### GIVEN TASK:
Work out how many lines in the listing below include the word "创业发达于他乡"; answer with the number alone.

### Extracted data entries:
··········
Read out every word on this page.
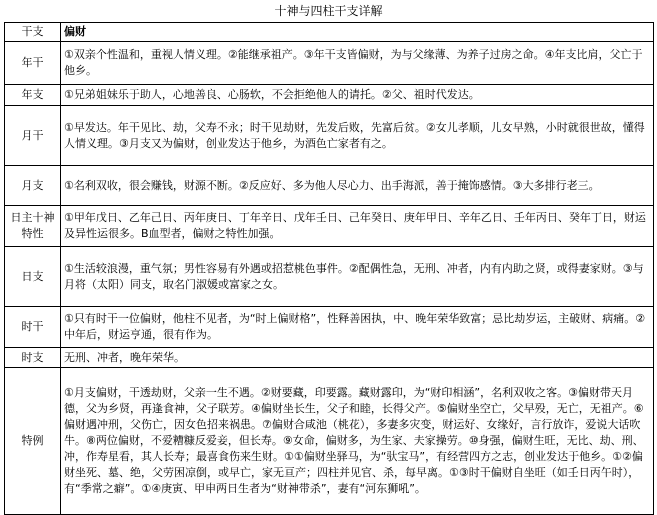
十神与四柱干支详解
干支	偏财
年干	①双亲个性温和，重视人情义理。②能继承祖产。③年干支皆偏财，为与父缘薄、为养子过房之命。④年支比肩，父亡于他乡。
年支	①兄弟姐妹乐于助人，心地善良、心肠软，不会拒绝他人的请托。②父、祖时代发达。
月干	①早发达。年干见比、劫，父寿不永；时干见劫财，先发后败，先富后贫。②女儿孝顺，儿女早熟，小时就很世故，懂得人情义理。③月支又为偏财，创业发达于他乡，为酒色亡家者有之。
月支	①名利双收，很会赚钱，财源不断。②反应好、多为他人尽心力、出手海派，善于掩饰感情。③大多排行老三。
日主十神特性	①甲年戊日、乙年己日、丙年庚日、丁年辛日、戊年壬日、己年癸日、庚年甲日、辛年乙日、壬年丙日、癸年丁日，财运及异性运很多。B血型者，偏财之特性加强。
日支	①生活较浪漫，重气氛；男性容易有外遇或招惹桃色事件。②配偶性急，无刑、冲者，内有内助之贤，或得妻家财。③与月将（太阳）同支，取名门淑媛或富家之女。
时干	①只有时干一位偏财，他柱不见者，为“时上偏财格”，性释善困执，中、晚年荣华致富；忌比劫岁运，主破财、病痛。②中年后，财运亨通，很有作为。
时支	无刑、冲者，晚年荣华。
特例	①月支偏财，干透劫财，父亲一生不遇。②财要藏，印要露。藏财露印，为“财印相涵”，名利双收之客。③偏财带天月德，父为乡贤，再逢食神，父子联芳。④偏财坐长生，父子和睦，长得父产。⑤偏财坐空亡，父早殁，无亡，无祖产。⑥偏财遇冲刑，父伤亡，因女色招来祸患。⑦偏财合咸池（桃花），多妻多灾变，财运好、女缘好，言行放诈，爱说大话吹牛。⑧两位偏财，不爱糟糠反爱妾，但长寿。⑨女命，偏财多，为生家、夫家操劳。⑩身强，偏财生旺，无比、劫、刑、冲，作寿星看，其人长寿；最喜食伤来生财。①①偏财坐驿马，为“驮宝马”，有经营四方之志，创业发达于他乡。①②偏财坐死、墓、绝，父劳困凉倒，或早亡，家无亘产；四柱并见官、杀，每早离。①③时干偏财自坐旺（如壬日丙午时），有“季常之癖”。①④庚寅、甲申两日生者为“财神带杀”，妻有“河东狮吼”。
··········
### REPLY TO THE EXERCISE:
2